### [SET EXERCISE]
Each entry below is to be printed verbatim.

### [PROVIDED DATA]
* * *
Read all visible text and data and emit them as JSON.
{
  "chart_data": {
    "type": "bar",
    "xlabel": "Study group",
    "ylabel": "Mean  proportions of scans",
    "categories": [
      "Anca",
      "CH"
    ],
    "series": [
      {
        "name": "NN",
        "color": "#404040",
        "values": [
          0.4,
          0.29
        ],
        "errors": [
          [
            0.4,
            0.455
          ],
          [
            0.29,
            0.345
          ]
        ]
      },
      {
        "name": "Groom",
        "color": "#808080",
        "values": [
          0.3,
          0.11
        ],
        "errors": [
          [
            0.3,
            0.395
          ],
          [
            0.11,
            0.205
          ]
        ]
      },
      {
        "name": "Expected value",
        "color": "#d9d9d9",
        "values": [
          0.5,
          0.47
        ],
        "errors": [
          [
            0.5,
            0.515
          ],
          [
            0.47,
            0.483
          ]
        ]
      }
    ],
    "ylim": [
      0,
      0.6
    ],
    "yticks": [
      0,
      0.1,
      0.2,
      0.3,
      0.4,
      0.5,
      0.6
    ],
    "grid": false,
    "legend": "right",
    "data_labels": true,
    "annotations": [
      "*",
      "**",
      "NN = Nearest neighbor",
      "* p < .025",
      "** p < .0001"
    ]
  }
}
* * *
### [PROBLEM SOLUTION]
Read all visible text and data and emit them as JSON.
{
  "chart_data": {
    "type": "bar",
    "xlabel": "Study group",
    "ylabel": "Mean  proportions of scans",
    "categories": [
      "Anca",
      "CH"
    ],
    "series": [
      {
        "name": "NN",
        "color": "#404040",
        "values": [
          0.4,
          0.29
        ],
        "errors": [
          [
            0.4,
            0.455
          ],
          [
            0.29,
            0.345
          ]
        ]
      },
      {
        "name": "Groom",
        "color": "#808080",
        "values": [
          0.3,
          0.11
        ],
        "errors": [
          [
            0.3,
            0.395
          ],
          [
            0.11,
            0.205
          ]
        ]
      },
      {
        "name": "Expected value",
        "color": "#d9d9d9",
        "values": [
          0.5,
          0.47
        ],
        "errors": [
          [
            0.5,
            0.515
          ],
          [
            0.47,
            0.483
          ]
        ]
      }
    ],
    "ylim": [
      0,
      0.6
    ],
    "yticks": [
      0,
      0.1,
      0.2,
      0.3,
      0.4,
      0.5,
      0.6
    ],
    "grid": false,
    "legend": "right",
    "data_labels": true,
    "annotations": [
      "*",
      "**",
      "NN = Nearest neighbor",
      "* p < .025",
      "** p < .0001"
    ]
  }
}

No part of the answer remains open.